- **DIRECTION**
Take all the material and copy it exactly.

- **SUPPLIED ENTRIES**

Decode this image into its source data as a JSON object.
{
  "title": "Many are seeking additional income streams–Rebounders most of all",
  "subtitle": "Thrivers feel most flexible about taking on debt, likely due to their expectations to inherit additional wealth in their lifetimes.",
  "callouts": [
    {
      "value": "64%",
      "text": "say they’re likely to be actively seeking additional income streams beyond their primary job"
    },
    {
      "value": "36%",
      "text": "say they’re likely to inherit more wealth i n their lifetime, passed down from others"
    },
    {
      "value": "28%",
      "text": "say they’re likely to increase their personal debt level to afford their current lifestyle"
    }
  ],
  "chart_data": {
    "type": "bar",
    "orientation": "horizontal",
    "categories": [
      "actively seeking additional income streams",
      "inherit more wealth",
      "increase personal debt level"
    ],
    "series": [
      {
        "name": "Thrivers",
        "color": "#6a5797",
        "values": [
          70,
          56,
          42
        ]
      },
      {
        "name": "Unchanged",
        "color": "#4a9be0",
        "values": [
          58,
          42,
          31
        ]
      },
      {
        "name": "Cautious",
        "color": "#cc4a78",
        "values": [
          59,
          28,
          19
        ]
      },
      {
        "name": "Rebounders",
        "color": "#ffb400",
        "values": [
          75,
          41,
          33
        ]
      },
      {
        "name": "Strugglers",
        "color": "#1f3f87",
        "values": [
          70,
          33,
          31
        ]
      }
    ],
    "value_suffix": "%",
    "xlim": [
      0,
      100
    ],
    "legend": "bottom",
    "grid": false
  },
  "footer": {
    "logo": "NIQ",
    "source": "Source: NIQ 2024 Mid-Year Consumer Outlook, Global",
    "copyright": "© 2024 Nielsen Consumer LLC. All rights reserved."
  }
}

- **SOLUTION TO THIS PROBLEM**
Decode this image into its source data as a JSON object.
{
  "title": "Many are seeking additional income streams–Rebounders most of all",
  "subtitle": "Thrivers feel most flexible about taking on debt, likely due to their expectations to inherit additional wealth in their lifetimes.",
  "callouts": [
    {
      "value": "64%",
      "text": "say they’re likely to be actively seeking additional income streams beyond their primary job"
    },
    {
      "value": "36%",
      "text": "say they’re likely to inherit more wealth i n their lifetime, passed down from others"
    },
    {
      "value": "28%",
      "text": "say they’re likely to increase their personal debt level to afford their current lifestyle"
    }
  ],
  "chart_data": {
    "type": "bar",
    "orientation": "horizontal",
    "categories": [
      "actively seeking additional income streams",
      "inherit more wealth",
      "increase personal debt level"
    ],
    "series": [
      {
        "name": "Thrivers",
        "color": "#6a5797",
        "values": [
          70,
          56,
          42
        ]
      },
      {
        "name": "Unchanged",
        "color": "#4a9be0",
        "values": [
          58,
          42,
          31
        ]
      },
      {
        "name": "Cautious",
        "color": "#cc4a78",
        "values": [
          59,
          28,
          19
        ]
      },
      {
        "name": "Rebounders",
        "color": "#ffb400",
        "values": [
          75,
          41,
          33
        ]
      },
      {
        "name": "Strugglers",
        "color": "#1f3f87",
        "values": [
          70,
          33,
          31
        ]
      }
    ],
    "value_suffix": "%",
    "xlim": [
      0,
      100
    ],
    "legend": "bottom",
    "grid": false
  },
  "footer": {
    "logo": "NIQ",
    "source": "Source: NIQ 2024 Mid-Year Consumer Outlook, Global",
    "copyright": "© 2024 Nielsen Consumer LLC. All rights reserved."
  }
}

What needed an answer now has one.